>>>

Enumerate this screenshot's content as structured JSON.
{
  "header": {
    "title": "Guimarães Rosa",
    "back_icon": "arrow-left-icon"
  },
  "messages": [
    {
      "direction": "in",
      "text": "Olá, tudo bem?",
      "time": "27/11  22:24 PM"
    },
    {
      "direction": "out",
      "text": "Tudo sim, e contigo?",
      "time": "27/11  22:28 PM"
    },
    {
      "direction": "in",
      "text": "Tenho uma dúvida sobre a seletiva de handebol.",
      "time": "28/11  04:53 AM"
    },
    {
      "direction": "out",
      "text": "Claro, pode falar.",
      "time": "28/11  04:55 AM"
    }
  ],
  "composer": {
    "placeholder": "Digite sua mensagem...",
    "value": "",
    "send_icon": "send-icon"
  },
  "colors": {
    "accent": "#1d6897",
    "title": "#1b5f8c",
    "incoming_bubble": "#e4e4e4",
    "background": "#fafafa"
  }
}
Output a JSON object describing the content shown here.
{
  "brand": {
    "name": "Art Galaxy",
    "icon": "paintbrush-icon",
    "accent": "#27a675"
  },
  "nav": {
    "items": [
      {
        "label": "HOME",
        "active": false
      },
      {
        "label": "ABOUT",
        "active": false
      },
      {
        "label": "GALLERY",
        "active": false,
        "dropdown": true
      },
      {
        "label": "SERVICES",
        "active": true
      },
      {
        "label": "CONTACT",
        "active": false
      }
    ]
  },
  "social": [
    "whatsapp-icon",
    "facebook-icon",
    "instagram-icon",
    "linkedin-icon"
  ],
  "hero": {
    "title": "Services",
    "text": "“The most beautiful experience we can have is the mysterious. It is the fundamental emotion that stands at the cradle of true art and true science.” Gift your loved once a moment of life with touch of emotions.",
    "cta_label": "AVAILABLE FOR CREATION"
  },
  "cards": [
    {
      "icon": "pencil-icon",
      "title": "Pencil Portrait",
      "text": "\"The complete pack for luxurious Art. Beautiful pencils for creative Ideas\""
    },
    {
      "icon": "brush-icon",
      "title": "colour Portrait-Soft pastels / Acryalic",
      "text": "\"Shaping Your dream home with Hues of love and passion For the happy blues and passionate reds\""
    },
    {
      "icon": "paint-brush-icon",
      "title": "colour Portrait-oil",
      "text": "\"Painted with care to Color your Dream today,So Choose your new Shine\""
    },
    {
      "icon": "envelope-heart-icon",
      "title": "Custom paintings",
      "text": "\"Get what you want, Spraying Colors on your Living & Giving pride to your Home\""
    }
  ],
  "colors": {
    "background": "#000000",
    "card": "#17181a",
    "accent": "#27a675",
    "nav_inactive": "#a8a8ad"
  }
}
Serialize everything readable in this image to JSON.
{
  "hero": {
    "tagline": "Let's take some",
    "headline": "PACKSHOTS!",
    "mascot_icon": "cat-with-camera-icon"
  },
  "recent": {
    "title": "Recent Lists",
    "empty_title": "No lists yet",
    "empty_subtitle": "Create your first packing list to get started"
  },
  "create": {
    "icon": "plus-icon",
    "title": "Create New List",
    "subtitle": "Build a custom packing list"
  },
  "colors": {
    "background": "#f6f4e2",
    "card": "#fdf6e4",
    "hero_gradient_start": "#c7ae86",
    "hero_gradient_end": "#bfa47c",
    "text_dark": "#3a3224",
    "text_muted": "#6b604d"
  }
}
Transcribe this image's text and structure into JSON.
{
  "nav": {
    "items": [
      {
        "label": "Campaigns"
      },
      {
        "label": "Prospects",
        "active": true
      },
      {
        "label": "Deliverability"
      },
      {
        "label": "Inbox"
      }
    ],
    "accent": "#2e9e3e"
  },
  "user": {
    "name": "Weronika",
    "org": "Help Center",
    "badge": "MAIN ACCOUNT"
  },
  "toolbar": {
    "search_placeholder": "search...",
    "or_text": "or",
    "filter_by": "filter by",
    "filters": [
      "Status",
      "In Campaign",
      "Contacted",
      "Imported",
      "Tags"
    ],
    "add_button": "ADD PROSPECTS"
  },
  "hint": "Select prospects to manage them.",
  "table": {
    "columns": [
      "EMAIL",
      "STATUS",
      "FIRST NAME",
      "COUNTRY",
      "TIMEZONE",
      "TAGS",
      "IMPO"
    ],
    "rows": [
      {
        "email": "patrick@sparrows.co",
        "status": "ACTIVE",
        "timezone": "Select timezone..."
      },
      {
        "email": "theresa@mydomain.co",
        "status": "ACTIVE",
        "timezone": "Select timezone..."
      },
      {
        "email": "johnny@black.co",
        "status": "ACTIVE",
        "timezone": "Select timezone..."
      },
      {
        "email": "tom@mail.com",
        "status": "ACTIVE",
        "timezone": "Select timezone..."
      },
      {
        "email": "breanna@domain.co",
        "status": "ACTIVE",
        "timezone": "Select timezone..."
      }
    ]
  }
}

<<<

Required work
Identify each line containing the string "background" and copy it out.

Reply
    "background": "#fafafa"
    "background": "#000000",
    "background": "#f6f4e2",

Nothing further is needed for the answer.